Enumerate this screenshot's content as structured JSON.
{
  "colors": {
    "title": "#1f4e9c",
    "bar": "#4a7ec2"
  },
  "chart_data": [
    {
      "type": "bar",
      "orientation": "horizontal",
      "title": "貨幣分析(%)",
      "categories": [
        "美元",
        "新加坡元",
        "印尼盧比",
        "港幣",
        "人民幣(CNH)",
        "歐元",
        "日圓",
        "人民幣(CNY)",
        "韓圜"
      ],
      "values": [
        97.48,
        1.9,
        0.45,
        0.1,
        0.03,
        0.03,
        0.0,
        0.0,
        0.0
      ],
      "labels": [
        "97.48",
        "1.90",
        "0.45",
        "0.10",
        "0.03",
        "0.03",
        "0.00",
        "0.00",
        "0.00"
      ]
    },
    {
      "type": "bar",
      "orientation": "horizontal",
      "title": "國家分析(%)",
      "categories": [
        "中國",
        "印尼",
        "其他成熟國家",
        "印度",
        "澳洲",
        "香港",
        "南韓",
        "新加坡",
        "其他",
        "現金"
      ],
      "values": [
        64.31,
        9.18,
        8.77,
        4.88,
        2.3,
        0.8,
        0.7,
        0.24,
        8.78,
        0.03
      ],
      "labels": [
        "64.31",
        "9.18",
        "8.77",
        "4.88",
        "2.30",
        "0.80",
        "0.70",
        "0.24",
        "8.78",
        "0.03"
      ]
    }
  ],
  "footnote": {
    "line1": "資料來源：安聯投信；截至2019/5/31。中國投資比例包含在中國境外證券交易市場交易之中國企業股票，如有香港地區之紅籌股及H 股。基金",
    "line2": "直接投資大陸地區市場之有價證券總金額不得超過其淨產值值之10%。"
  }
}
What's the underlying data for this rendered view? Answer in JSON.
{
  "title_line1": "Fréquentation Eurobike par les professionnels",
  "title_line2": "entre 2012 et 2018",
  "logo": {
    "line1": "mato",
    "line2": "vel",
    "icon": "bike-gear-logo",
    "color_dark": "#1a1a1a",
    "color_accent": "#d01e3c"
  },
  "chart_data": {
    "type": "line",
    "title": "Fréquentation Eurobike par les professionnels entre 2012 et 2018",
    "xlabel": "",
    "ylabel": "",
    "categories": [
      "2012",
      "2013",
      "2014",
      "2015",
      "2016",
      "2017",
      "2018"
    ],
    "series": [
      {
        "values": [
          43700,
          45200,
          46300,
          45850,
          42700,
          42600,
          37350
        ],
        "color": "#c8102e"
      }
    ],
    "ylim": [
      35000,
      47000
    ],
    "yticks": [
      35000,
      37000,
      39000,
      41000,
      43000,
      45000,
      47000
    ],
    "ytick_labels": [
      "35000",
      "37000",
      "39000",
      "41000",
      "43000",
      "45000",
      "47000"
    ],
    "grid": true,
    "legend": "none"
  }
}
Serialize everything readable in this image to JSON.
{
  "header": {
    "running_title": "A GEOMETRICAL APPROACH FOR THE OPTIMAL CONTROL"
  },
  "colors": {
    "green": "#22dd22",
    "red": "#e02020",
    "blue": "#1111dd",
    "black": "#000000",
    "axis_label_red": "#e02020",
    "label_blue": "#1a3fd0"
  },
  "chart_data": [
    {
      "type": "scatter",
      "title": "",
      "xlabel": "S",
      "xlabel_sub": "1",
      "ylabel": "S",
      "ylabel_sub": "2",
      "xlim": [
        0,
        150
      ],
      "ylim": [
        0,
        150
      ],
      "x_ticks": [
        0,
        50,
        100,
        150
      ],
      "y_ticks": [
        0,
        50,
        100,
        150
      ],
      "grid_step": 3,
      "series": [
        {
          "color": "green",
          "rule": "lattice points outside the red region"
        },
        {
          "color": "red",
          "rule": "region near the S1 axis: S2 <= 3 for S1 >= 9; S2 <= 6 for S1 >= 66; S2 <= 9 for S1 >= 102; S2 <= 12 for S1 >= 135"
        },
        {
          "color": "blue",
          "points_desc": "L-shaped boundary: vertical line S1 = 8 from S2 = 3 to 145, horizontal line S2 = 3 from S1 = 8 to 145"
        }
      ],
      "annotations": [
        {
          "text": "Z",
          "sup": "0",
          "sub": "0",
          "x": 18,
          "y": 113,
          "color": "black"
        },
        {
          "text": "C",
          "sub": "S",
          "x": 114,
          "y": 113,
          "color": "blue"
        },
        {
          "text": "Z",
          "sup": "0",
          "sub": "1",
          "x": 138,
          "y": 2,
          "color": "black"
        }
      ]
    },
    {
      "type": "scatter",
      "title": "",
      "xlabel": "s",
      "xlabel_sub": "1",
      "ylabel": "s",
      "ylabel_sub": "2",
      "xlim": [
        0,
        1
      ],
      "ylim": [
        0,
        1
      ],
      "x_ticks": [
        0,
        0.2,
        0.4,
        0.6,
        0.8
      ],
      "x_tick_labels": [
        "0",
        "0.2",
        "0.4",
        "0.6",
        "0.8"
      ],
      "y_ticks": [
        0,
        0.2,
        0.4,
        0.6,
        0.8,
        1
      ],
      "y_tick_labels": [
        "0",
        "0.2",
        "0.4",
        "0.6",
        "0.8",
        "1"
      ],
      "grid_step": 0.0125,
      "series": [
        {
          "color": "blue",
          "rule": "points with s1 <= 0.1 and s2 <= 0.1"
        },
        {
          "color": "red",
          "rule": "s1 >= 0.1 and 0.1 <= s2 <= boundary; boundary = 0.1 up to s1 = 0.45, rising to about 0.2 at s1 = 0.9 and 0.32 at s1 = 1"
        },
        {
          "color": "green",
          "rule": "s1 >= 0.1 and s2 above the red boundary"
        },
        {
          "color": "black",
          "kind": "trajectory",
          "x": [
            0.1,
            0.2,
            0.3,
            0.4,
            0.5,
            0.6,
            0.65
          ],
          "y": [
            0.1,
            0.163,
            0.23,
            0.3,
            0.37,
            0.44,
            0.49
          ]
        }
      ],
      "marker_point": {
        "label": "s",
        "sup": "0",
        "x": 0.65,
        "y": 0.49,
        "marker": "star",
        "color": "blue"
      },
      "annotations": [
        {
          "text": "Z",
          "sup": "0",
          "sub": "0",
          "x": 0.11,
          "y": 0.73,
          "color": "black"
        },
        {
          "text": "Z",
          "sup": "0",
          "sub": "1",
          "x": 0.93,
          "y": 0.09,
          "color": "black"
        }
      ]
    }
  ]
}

---

**Goal of the exercise**:
Repeat the data verbatim.

**Written answer**:
Enumerate this screenshot's content as structured JSON.
{
  "colors": {
    "title": "#1f4e9c",
    "bar": "#4a7ec2"
  },
  "chart_data": [
    {
      "type": "bar",
      "orientation": "horizontal",
      "title": "貨幣分析(%)",
      "categories": [
        "美元",
        "新加坡元",
        "印尼盧比",
        "港幣",
        "人民幣(CNH)",
        "歐元",
        "日圓",
        "人民幣(CNY)",
        "韓圜"
      ],
      "values": [
        97.48,
        1.9,
        0.45,
        0.1,
        0.03,
        0.03,
        0.0,
        0.0,
        0.0
      ],
      "labels": [
        "97.48",
        "1.90",
        "0.45",
        "0.10",
        "0.03",
        "0.03",
        "0.00",
        "0.00",
        "0.00"
      ]
    },
    {
      "type": "bar",
      "orientation": "horizontal",
      "title": "國家分析(%)",
      "categories": [
        "中國",
        "印尼",
        "其他成熟國家",
        "印度",
        "澳洲",
        "香港",
        "南韓",
        "新加坡",
        "其他",
        "現金"
      ],
      "values": [
        64.31,
        9.18,
        8.77,
        4.88,
        2.3,
        0.8,
        0.7,
        0.24,
        8.78,
        0.03
      ],
      "labels": [
        "64.31",
        "9.18",
        "8.77",
        "4.88",
        "2.30",
        "0.80",
        "0.70",
        "0.24",
        "8.78",
        "0.03"
      ]
    }
  ],
  "footnote": {
    "line1": "資料來源：安聯投信；截至2019/5/31。中國投資比例包含在中國境外證券交易市場交易之中國企業股票，如有香港地區之紅籌股及H 股。基金",
    "line2": "直接投資大陸地區市場之有價證券總金額不得超過其淨產值值之10%。"
  }
}
What's the underlying data for this rendered view? Answer in JSON.
{
  "title_line1": "Fréquentation Eurobike par les professionnels",
  "title_line2": "entre 2012 et 2018",
  "logo": {
    "line1": "mato",
    "line2": "vel",
    "icon": "bike-gear-logo",
    "color_dark": "#1a1a1a",
    "color_accent": "#d01e3c"
  },
  "chart_data": {
    "type": "line",
    "title": "Fréquentation Eurobike par les professionnels entre 2012 et 2018",
    "xlabel": "",
    "ylabel": "",
    "categories": [
      "2012",
      "2013",
      "2014",
      "2015",
      "2016",
      "2017",
      "2018"
    ],
    "series": [
      {
        "values": [
          43700,
          45200,
          46300,
          45850,
          42700,
          42600,
          37350
        ],
        "color": "#c8102e"
      }
    ],
    "ylim": [
      35000,
      47000
    ],
    "yticks": [
      35000,
      37000,
      39000,
      41000,
      43000,
      45000,
      47000
    ],
    "ytick_labels": [
      "35000",
      "37000",
      "39000",
      "41000",
      "43000",
      "45000",
      "47000"
    ],
    "grid": true,
    "legend": "none"
  }
}
Serialize everything readable in this image to JSON.
{
  "header": {
    "running_title": "A GEOMETRICAL APPROACH FOR THE OPTIMAL CONTROL"
  },
  "colors": {
    "green": "#22dd22",
    "red": "#e02020",
    "blue": "#1111dd",
    "black": "#000000",
    "axis_label_red": "#e02020",
    "label_blue": "#1a3fd0"
  },
  "chart_data": [
    {
      "type": "scatter",
      "title": "",
      "xlabel": "S",
      "xlabel_sub": "1",
      "ylabel": "S",
      "ylabel_sub": "2",
      "xlim": [
        0,
        150
      ],
      "ylim": [
        0,
        150
      ],
      "x_ticks": [
        0,
        50,
        100,
        150
      ],
      "y_ticks": [
        0,
        50,
        100,
        150
      ],
      "grid_step": 3,
      "series": [
        {
          "color": "green",
          "rule": "lattice points outside the red region"
        },
        {
          "color": "red",
          "rule": "region near the S1 axis: S2 <= 3 for S1 >= 9; S2 <= 6 for S1 >= 66; S2 <= 9 for S1 >= 102; S2 <= 12 for S1 >= 135"
        },
        {
          "color": "blue",
          "points_desc": "L-shaped boundary: vertical line S1 = 8 from S2 = 3 to 145, horizontal line S2 = 3 from S1 = 8 to 145"
        }
      ],
      "annotations": [
        {
          "text": "Z",
          "sup": "0",
          "sub": "0",
          "x": 18,
          "y": 113,
          "color": "black"
        },
        {
          "text": "C",
          "sub": "S",
          "x": 114,
          "y": 113,
          "color": "blue"
        },
        {
          "text": "Z",
          "sup": "0",
          "sub": "1",
          "x": 138,
          "y": 2,
          "color": "black"
        }
      ]
    },
    {
      "type": "scatter",
      "title": "",
      "xlabel": "s",
      "xlabel_sub": "1",
      "ylabel": "s",
      "ylabel_sub": "2",
      "xlim": [
        0,
        1
      ],
      "ylim": [
        0,
        1
      ],
      "x_ticks": [
        0,
        0.2,
        0.4,
        0.6,
        0.8
      ],
      "x_tick_labels": [
        "0",
        "0.2",
        "0.4",
        "0.6",
        "0.8"
      ],
      "y_ticks": [
        0,
        0.2,
        0.4,
        0.6,
        0.8,
        1
      ],
      "y_tick_labels": [
        "0",
        "0.2",
        "0.4",
        "0.6",
        "0.8",
        "1"
      ],
      "grid_step": 0.0125,
      "series": [
        {
          "color": "blue",
          "rule": "points with s1 <= 0.1 and s2 <= 0.1"
        },
        {
          "color": "red",
          "rule": "s1 >= 0.1 and 0.1 <= s2 <= boundary; boundary = 0.1 up to s1 = 0.45, rising to about 0.2 at s1 = 0.9 and 0.32 at s1 = 1"
        },
        {
          "color": "green",
          "rule": "s1 >= 0.1 and s2 above the red boundary"
        },
        {
          "color": "black",
          "kind": "trajectory",
          "x": [
            0.1,
            0.2,
            0.3,
            0.4,
            0.5,
            0.6,
            0.65
          ],
          "y": [
            0.1,
            0.163,
            0.23,
            0.3,
            0.37,
            0.44,
            0.49
          ]
        }
      ],
      "marker_point": {
        "label": "s",
        "sup": "0",
        "x": 0.65,
        "y": 0.49,
        "marker": "star",
        "color": "blue"
      },
      "annotations": [
        {
          "text": "Z",
          "sup": "0",
          "sub": "0",
          "x": 0.11,
          "y": 0.73,
          "color": "black"
        },
        {
          "text": "Z",
          "sup": "0",
          "sub": "1",
          "x": 0.93,
          "y": 0.09,
          "color": "black"
        }
      ]
    }
  ]
}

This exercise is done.